Task to complete → Determine how many lines of the material hold the string "różnych" and reply with only that number.

Available records →

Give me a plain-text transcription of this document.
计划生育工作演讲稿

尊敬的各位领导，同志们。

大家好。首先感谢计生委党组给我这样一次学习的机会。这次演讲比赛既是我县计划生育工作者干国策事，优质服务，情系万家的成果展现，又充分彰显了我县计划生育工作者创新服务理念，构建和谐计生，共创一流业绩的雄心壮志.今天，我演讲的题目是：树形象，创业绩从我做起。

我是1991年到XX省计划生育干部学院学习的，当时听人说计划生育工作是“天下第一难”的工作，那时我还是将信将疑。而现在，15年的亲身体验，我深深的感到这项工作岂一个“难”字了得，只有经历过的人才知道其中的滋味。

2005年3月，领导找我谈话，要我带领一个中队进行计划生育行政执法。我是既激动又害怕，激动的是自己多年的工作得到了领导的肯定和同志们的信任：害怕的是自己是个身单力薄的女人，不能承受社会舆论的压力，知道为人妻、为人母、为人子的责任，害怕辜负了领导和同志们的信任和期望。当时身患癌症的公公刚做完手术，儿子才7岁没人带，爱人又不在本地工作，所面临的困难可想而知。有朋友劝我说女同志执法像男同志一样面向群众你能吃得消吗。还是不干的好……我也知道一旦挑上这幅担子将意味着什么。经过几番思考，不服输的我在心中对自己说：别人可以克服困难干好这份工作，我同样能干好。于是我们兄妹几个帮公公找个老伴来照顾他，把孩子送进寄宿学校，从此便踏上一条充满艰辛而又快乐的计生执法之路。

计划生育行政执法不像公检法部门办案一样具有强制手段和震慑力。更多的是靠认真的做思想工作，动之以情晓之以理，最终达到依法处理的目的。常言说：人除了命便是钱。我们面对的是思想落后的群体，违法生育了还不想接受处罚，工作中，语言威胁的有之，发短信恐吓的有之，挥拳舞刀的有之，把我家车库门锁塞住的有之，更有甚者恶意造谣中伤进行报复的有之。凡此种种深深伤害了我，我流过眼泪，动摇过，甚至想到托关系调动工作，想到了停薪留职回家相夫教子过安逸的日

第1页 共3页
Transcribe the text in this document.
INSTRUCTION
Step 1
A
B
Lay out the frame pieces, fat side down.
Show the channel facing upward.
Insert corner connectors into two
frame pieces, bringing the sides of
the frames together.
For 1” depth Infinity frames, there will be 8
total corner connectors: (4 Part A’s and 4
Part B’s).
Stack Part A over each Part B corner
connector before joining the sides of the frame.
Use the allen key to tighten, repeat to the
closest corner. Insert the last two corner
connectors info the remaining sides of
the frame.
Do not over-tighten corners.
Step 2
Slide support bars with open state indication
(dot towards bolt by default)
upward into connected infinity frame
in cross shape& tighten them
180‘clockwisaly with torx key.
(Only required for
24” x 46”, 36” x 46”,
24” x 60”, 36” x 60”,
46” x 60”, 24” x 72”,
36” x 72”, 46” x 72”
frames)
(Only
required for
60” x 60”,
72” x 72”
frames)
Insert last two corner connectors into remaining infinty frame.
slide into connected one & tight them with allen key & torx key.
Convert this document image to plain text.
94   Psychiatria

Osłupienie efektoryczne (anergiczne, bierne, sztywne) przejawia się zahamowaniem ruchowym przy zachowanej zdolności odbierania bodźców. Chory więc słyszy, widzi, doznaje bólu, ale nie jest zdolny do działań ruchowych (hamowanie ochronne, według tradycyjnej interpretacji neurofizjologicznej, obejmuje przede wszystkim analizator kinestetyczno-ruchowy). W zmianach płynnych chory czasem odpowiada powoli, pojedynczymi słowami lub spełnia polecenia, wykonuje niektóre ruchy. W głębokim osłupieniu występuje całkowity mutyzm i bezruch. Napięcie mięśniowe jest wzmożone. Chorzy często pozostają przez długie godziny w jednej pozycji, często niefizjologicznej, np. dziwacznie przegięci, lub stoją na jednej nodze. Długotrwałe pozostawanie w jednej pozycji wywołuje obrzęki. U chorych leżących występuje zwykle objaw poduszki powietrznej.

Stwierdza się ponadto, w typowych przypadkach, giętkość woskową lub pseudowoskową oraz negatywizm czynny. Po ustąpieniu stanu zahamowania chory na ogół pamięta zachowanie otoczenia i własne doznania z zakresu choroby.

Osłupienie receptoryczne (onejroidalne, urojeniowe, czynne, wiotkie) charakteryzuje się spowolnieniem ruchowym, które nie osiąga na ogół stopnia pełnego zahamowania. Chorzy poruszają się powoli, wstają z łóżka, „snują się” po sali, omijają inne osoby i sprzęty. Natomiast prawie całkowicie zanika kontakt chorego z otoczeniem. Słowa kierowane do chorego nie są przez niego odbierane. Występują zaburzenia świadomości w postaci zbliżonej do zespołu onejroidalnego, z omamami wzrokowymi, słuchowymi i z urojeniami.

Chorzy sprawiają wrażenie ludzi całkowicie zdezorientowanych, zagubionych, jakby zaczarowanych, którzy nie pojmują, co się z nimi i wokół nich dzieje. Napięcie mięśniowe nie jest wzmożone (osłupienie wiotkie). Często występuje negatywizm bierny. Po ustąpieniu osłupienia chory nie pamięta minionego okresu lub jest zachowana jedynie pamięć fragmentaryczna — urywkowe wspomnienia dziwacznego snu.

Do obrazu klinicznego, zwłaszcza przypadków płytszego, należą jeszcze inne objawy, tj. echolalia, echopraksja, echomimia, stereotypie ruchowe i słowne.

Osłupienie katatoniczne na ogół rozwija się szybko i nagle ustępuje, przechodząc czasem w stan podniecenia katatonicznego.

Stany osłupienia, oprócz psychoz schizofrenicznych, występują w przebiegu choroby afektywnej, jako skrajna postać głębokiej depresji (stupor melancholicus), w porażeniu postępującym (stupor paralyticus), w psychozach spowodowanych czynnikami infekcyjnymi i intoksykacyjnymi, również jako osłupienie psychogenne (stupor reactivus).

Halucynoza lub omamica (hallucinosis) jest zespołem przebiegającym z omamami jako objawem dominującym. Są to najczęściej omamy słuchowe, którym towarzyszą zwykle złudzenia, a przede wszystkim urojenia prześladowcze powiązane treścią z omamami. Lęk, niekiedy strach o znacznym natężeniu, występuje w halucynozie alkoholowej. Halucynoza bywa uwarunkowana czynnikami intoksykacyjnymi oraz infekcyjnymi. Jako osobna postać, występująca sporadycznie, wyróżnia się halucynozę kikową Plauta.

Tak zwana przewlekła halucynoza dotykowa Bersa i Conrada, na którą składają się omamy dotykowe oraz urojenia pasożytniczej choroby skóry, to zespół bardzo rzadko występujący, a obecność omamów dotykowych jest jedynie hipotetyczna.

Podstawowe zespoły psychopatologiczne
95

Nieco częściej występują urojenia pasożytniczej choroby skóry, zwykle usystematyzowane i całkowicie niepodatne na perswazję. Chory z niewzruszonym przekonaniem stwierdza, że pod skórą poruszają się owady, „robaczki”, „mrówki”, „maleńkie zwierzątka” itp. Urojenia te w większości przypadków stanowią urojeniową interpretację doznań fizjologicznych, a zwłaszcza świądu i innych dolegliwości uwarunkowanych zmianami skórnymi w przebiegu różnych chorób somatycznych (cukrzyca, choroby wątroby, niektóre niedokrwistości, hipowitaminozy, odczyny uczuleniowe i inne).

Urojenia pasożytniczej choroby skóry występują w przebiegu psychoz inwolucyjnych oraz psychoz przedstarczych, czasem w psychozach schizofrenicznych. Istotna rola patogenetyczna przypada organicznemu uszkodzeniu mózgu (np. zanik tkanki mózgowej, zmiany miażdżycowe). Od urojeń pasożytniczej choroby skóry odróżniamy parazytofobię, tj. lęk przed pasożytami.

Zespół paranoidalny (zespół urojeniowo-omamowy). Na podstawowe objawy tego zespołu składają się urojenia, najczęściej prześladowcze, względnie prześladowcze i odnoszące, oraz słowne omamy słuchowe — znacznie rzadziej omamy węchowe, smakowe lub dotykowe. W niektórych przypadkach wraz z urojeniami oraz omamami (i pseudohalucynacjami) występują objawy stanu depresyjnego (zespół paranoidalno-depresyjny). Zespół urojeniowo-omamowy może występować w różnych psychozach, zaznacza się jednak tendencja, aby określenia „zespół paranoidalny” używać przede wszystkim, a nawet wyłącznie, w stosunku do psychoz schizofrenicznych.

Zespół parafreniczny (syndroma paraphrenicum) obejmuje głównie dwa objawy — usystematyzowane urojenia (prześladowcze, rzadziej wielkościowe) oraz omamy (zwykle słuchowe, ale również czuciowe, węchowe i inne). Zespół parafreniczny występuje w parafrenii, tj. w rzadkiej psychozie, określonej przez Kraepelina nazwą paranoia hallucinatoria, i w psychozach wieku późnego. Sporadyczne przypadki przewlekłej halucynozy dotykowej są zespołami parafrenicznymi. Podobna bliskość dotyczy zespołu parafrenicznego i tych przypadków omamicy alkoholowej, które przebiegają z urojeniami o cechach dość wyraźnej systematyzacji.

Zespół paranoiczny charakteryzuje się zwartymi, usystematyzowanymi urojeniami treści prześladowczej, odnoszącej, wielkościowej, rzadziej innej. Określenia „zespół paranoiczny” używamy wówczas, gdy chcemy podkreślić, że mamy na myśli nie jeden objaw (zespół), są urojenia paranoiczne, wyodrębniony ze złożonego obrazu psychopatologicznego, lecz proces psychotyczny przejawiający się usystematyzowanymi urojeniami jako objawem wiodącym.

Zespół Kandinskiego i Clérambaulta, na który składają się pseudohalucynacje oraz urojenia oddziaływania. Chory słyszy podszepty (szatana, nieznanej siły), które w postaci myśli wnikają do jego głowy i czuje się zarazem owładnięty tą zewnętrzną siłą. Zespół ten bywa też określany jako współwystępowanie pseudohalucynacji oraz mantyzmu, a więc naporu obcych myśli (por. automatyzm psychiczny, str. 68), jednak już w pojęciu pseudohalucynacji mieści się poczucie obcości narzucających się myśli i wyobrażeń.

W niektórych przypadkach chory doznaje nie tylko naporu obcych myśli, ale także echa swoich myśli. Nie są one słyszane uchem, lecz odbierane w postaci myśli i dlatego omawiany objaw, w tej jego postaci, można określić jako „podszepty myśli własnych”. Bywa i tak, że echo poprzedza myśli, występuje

Output below → 2